§ **Exercise task**:
Retype the records below word for word and omit any image.

--- Available data ---

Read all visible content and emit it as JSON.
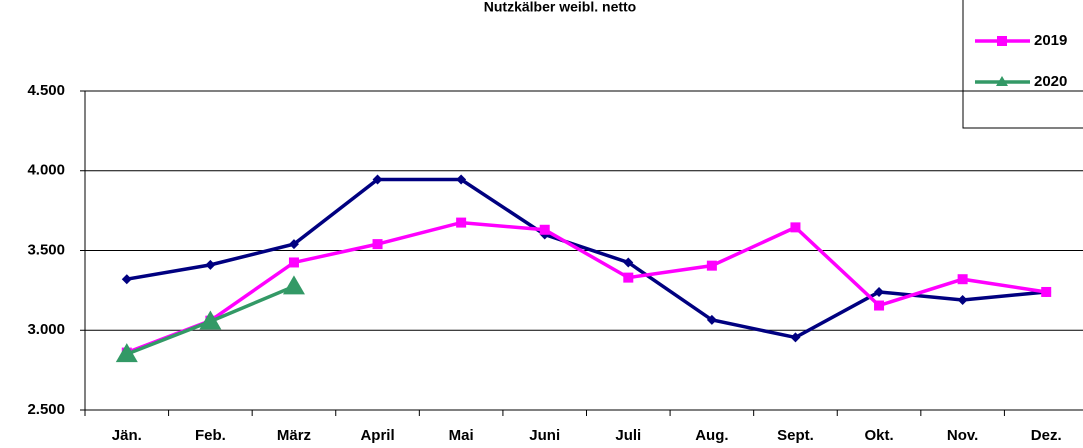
{
  "chart_data": {
    "type": "line",
    "title": "Nutzkälber weibl. netto",
    "categories": [
      "Jän.",
      "Feb.",
      "März",
      "April",
      "Mai",
      "Juni",
      "Juli",
      "Aug.",
      "Sept.",
      "Okt.",
      "Nov.",
      "Dez."
    ],
    "series": [
      {
        "color": "#000080",
        "marker": "diamond",
        "values": [
          3320,
          3410,
          3540,
          3945,
          3945,
          3600,
          3425,
          3065,
          2955,
          3240,
          3190,
          3240
        ]
      },
      {
        "name": "2019",
        "color": "#ff00ff",
        "marker": "square",
        "values": [
          2860,
          3060,
          3425,
          3540,
          3675,
          3630,
          3330,
          3405,
          3645,
          3155,
          3320,
          3240
        ]
      },
      {
        "name": "2020",
        "color": "#339966",
        "marker": "triangle",
        "values": [
          2850,
          3055,
          3275,
          null,
          null,
          null,
          null,
          null,
          null,
          null,
          null,
          null
        ]
      }
    ],
    "ylim": [
      2500,
      4500
    ],
    "yticks": [
      {
        "value": 2500,
        "label": "2.500"
      },
      {
        "value": 3000,
        "label": "3.000"
      },
      {
        "value": 3500,
        "label": "3.500"
      },
      {
        "value": 4000,
        "label": "4.000"
      },
      {
        "value": 4500,
        "label": "4.500"
      }
    ],
    "grid": true,
    "legend": "top-right"
  }
}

---

§ **Result**:
Read all visible content and emit it as JSON.
{
  "chart_data": {
    "type": "line",
    "title": "Nutzkälber weibl. netto",
    "categories": [
      "Jän.",
      "Feb.",
      "März",
      "April",
      "Mai",
      "Juni",
      "Juli",
      "Aug.",
      "Sept.",
      "Okt.",
      "Nov.",
      "Dez."
    ],
    "series": [
      {
        "color": "#000080",
        "marker": "diamond",
        "values": [
          3320,
          3410,
          3540,
          3945,
          3945,
          3600,
          3425,
          3065,
          2955,
          3240,
          3190,
          3240
        ]
      },
      {
        "name": "2019",
        "color": "#ff00ff",
        "marker": "square",
        "values": [
          2860,
          3060,
          3425,
          3540,
          3675,
          3630,
          3330,
          3405,
          3645,
          3155,
          3320,
          3240
        ]
      },
      {
        "name": "2020",
        "color": "#339966",
        "marker": "triangle",
        "values": [
          2850,
          3055,
          3275,
          null,
          null,
          null,
          null,
          null,
          null,
          null,
          null,
          null
        ]
      }
    ],
    "ylim": [
      2500,
      4500
    ],
    "yticks": [
      {
        "value": 2500,
        "label": "2.500"
      },
      {
        "value": 3000,
        "label": "3.000"
      },
      {
        "value": 3500,
        "label": "3.500"
      },
      {
        "value": 4000,
        "label": "4.000"
      },
      {
        "value": 4500,
        "label": "4.500"
      }
    ],
    "grid": true,
    "legend": "top-right"
  }
}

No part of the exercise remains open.